** START Input records **

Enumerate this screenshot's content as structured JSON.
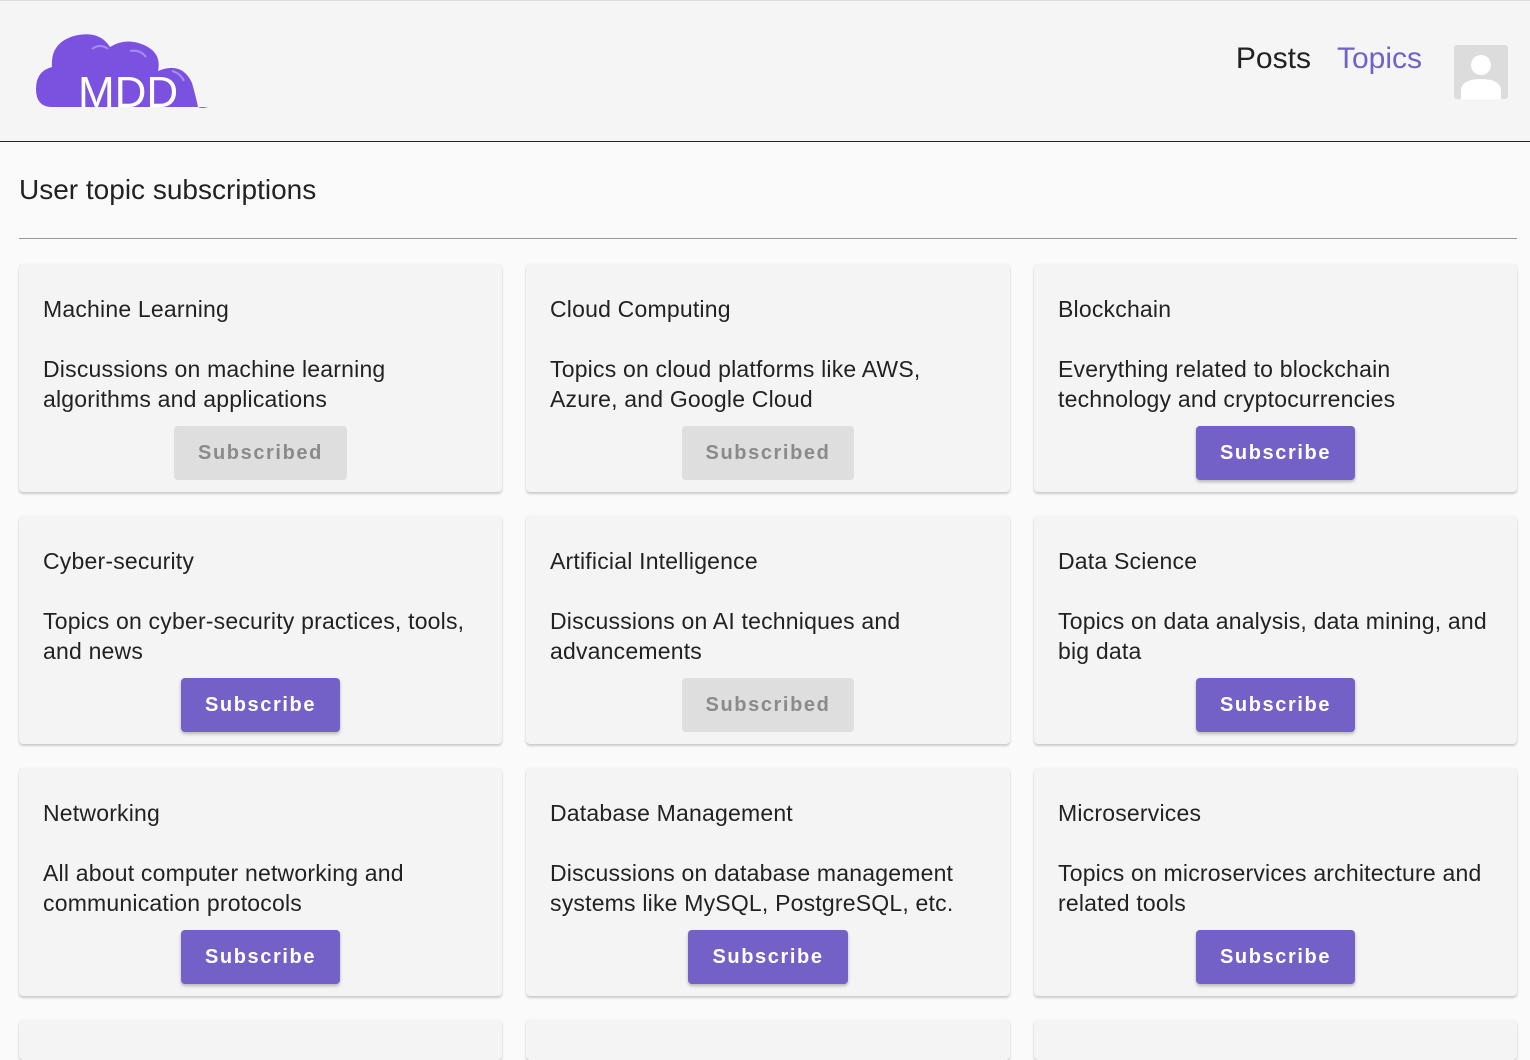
{
  "header": {
    "logo_text": "MDD",
    "nav": {
      "posts_label": "Posts",
      "topics_label": "Topics"
    },
    "brand_color": "#7361c8"
  },
  "page": {
    "title": "User topic subscriptions"
  },
  "topics": [
    {
      "title": "Machine Learning",
      "description": "Discussions on machine learning algorithms and applications",
      "button_label": "Subscribed",
      "subscribed": true
    },
    {
      "title": "Cloud Computing",
      "description": "Topics on cloud platforms like AWS, Azure, and Google Cloud",
      "button_label": "Subscribed",
      "subscribed": true
    },
    {
      "title": "Blockchain",
      "description": "Everything related to blockchain technology and cryptocurrencies",
      "button_label": "Subscribe",
      "subscribed": false
    },
    {
      "title": "Cyber-security",
      "description": "Topics on cyber-security practices, tools, and news",
      "button_label": "Subscribe",
      "subscribed": false
    },
    {
      "title": "Artificial Intelligence",
      "description": "Discussions on AI techniques and advancements",
      "button_label": "Subscribed",
      "subscribed": true
    },
    {
      "title": "Data Science",
      "description": "Topics on data analysis, data mining, and big data",
      "button_label": "Subscribe",
      "subscribed": false
    },
    {
      "title": "Networking",
      "description": "All about computer networking and communication protocols",
      "button_label": "Subscribe",
      "subscribed": false
    },
    {
      "title": "Database Management",
      "description": "Discussions on database management systems like MySQL, PostgreSQL, etc.",
      "button_label": "Subscribe",
      "subscribed": false
    },
    {
      "title": "Microservices",
      "description": "Topics on microservices architecture and related tools",
      "button_label": "Subscribe",
      "subscribed": false
    }
  ],
  "icons": {
    "avatar": "person-icon"
  }
}
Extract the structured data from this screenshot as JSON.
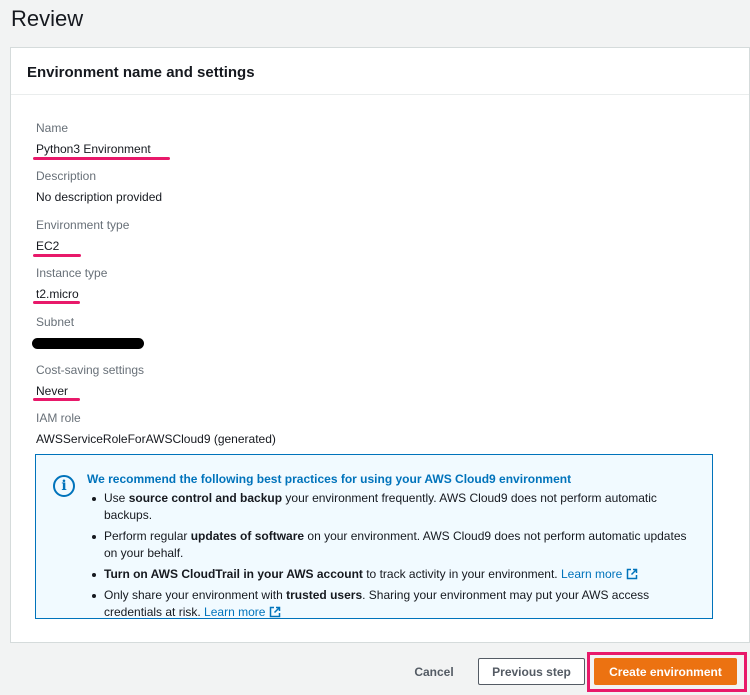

** END Input records **

Exercise aim:
Retype the listing exactly. Pictures do not belong in the copy.

Result of this exercise:
Enumerate this screenshot's content as structured JSON.
{
  "header": {
    "logo_text": "MDD",
    "nav": {
      "posts_label": "Posts",
      "topics_label": "Topics"
    },
    "brand_color": "#7361c8"
  },
  "page": {
    "title": "User topic subscriptions"
  },
  "topics": [
    {
      "title": "Machine Learning",
      "description": "Discussions on machine learning algorithms and applications",
      "button_label": "Subscribed",
      "subscribed": true
    },
    {
      "title": "Cloud Computing",
      "description": "Topics on cloud platforms like AWS, Azure, and Google Cloud",
      "button_label": "Subscribed",
      "subscribed": true
    },
    {
      "title": "Blockchain",
      "description": "Everything related to blockchain technology and cryptocurrencies",
      "button_label": "Subscribe",
      "subscribed": false
    },
    {
      "title": "Cyber-security",
      "description": "Topics on cyber-security practices, tools, and news",
      "button_label": "Subscribe",
      "subscribed": false
    },
    {
      "title": "Artificial Intelligence",
      "description": "Discussions on AI techniques and advancements",
      "button_label": "Subscribed",
      "subscribed": true
    },
    {
      "title": "Data Science",
      "description": "Topics on data analysis, data mining, and big data",
      "button_label": "Subscribe",
      "subscribed": false
    },
    {
      "title": "Networking",
      "description": "All about computer networking and communication protocols",
      "button_label": "Subscribe",
      "subscribed": false
    },
    {
      "title": "Database Management",
      "description": "Discussions on database management systems like MySQL, PostgreSQL, etc.",
      "button_label": "Subscribe",
      "subscribed": false
    },
    {
      "title": "Microservices",
      "description": "Topics on microservices architecture and related tools",
      "button_label": "Subscribe",
      "subscribed": false
    }
  ],
  "icons": {
    "avatar": "person-icon"
  }
}
Extract the structured data from this screenshot as JSON.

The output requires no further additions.